AITA
First post. Just need some clarity because I feel crazy over this situation.
My bff since high school has unfortunately lost a child in a very traumatic way. Due to state laws she had to carry a terminally ill child. I won’t elaborate more as it is not anyones business but important for context. I understand how severely she is grieving and while I’ll never understand fully I wanna be there for her.
It’s been some time (3mos) since this has happened to the “incident.”
I found out I was pregnant and we were speaking about it. We both came to the understanding that she wouldn’t always be able to discuss my pregnancy. We were on the phone and she brought up genetic testing and I told her that unless ultrasounds or my doctor had concerns I wouldn’t be going for genetic testing. At this point I hadn’t even spoken to a doctor yet and I didn’t even know what testing there was out there. And my friend also went that route. She hung up very abruptly.

Work to complete:
a - Which abbreviations appear in the post? List every one.
b - Could you reproduce the post word for word between "My bff since" and "there for her.", inclusive?

Provided information:
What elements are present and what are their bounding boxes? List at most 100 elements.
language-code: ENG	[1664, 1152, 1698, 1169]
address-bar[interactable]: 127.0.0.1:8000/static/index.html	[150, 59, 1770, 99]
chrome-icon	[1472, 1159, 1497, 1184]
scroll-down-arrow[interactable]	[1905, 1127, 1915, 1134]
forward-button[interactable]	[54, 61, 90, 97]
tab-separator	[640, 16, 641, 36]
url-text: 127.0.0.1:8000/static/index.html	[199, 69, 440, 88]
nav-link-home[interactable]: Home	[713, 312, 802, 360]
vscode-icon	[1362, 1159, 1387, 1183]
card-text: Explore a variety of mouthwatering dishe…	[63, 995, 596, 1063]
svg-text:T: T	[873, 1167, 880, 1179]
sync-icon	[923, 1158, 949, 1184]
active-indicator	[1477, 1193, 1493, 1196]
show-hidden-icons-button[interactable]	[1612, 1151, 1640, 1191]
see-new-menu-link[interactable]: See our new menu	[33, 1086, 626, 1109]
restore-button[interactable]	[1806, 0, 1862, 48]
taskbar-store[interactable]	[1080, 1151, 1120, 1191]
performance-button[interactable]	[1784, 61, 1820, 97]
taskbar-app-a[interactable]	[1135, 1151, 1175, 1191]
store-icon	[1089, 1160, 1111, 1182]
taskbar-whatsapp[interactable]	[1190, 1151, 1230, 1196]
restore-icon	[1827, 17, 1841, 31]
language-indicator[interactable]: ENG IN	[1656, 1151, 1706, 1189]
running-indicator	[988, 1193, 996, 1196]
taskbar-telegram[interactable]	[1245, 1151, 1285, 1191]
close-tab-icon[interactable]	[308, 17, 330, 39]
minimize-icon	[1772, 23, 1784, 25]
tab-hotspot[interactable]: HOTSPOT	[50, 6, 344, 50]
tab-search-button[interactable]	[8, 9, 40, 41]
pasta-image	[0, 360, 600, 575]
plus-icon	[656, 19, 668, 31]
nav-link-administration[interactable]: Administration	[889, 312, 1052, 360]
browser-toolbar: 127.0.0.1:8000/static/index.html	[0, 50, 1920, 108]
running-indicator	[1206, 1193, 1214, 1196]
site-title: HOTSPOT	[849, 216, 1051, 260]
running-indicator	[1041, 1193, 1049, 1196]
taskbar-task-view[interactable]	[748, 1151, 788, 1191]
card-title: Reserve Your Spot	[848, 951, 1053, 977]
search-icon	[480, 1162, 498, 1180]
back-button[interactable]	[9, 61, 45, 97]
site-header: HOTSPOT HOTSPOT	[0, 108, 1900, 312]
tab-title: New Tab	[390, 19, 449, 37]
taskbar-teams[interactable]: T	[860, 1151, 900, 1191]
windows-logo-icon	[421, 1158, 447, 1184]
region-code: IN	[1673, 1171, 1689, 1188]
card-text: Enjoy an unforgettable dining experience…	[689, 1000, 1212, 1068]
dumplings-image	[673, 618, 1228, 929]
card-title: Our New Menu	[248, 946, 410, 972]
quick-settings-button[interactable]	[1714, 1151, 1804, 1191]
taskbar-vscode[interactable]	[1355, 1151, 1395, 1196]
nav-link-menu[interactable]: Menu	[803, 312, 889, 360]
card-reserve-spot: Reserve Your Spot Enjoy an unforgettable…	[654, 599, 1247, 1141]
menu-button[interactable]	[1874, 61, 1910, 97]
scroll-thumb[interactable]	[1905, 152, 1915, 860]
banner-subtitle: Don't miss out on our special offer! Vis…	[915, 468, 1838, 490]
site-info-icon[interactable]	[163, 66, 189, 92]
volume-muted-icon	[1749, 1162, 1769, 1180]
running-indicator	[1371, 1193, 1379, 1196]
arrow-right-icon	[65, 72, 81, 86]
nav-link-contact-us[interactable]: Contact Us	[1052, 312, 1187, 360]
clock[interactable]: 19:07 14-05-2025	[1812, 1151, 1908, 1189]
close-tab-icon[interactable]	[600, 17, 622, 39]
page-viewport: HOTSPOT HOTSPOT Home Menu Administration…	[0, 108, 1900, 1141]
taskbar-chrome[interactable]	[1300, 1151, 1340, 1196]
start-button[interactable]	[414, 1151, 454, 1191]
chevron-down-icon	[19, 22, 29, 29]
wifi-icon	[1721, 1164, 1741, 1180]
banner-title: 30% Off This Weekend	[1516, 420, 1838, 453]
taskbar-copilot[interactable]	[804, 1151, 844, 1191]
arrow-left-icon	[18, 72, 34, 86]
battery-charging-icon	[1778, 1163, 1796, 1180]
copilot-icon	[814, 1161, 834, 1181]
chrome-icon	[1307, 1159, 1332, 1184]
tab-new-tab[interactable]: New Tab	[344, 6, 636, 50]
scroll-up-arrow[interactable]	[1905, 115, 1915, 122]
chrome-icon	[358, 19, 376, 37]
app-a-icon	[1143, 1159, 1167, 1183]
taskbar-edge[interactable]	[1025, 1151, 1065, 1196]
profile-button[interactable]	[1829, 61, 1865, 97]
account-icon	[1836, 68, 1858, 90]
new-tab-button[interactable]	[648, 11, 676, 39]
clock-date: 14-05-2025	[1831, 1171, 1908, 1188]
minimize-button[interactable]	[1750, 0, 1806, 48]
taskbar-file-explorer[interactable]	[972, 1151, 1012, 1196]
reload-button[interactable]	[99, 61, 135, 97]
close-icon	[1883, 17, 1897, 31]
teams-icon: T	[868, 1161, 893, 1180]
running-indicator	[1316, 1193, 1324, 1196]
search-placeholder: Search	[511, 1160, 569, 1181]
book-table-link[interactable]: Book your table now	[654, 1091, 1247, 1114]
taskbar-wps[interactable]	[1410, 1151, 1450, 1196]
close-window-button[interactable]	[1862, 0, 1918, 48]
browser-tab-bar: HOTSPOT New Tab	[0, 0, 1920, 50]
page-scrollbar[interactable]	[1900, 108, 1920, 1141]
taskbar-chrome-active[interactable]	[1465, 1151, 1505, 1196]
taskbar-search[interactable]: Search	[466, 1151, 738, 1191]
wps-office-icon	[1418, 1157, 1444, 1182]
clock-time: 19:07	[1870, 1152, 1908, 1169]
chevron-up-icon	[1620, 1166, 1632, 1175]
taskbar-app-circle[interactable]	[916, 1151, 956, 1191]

Task-by-task solutions:
a - AITA, bff, 3mos

b -
My bff since high school has unfortunately lost a child in a very traumatic way. Due to state laws she had to carry a terminally ill child. I won’t elaborate more as it is not anyones business but important for context. I understand how severely she is grieving and while I’ll never understand fully I wanna be there for her.